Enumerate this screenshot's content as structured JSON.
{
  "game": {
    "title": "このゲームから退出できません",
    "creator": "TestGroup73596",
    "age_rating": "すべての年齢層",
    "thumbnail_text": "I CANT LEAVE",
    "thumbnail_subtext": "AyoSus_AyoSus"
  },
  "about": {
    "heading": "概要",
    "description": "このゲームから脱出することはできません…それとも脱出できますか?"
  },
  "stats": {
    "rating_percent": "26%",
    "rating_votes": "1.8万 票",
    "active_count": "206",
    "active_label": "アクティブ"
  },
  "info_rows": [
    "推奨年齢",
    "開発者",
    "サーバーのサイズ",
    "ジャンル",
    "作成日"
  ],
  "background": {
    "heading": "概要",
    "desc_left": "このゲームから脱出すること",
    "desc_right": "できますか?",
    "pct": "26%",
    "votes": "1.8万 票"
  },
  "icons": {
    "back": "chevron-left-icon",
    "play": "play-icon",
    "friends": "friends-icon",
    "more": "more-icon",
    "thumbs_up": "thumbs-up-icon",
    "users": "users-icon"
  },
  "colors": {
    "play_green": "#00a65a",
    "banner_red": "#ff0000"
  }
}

▶ What the task asks: Take the listing above and set it down exactly.

▶ Written answer:
Enumerate this screenshot's content as structured JSON.
{
  "game": {
    "title": "このゲームから退出できません",
    "creator": "TestGroup73596",
    "age_rating": "すべての年齢層",
    "thumbnail_text": "I CANT LEAVE",
    "thumbnail_subtext": "AyoSus_AyoSus"
  },
  "about": {
    "heading": "概要",
    "description": "このゲームから脱出することはできません…それとも脱出できますか?"
  },
  "stats": {
    "rating_percent": "26%",
    "rating_votes": "1.8万 票",
    "active_count": "206",
    "active_label": "アクティブ"
  },
  "info_rows": [
    "推奨年齢",
    "開発者",
    "サーバーのサイズ",
    "ジャンル",
    "作成日"
  ],
  "background": {
    "heading": "概要",
    "desc_left": "このゲームから脱出すること",
    "desc_right": "できますか?",
    "pct": "26%",
    "votes": "1.8万 票"
  },
  "icons": {
    "back": "chevron-left-icon",
    "play": "play-icon",
    "friends": "friends-icon",
    "more": "more-icon",
    "thumbs_up": "thumbs-up-icon",
    "users": "users-icon"
  },
  "colors": {
    "play_green": "#00a65a",
    "banner_red": "#ff0000"
  }
}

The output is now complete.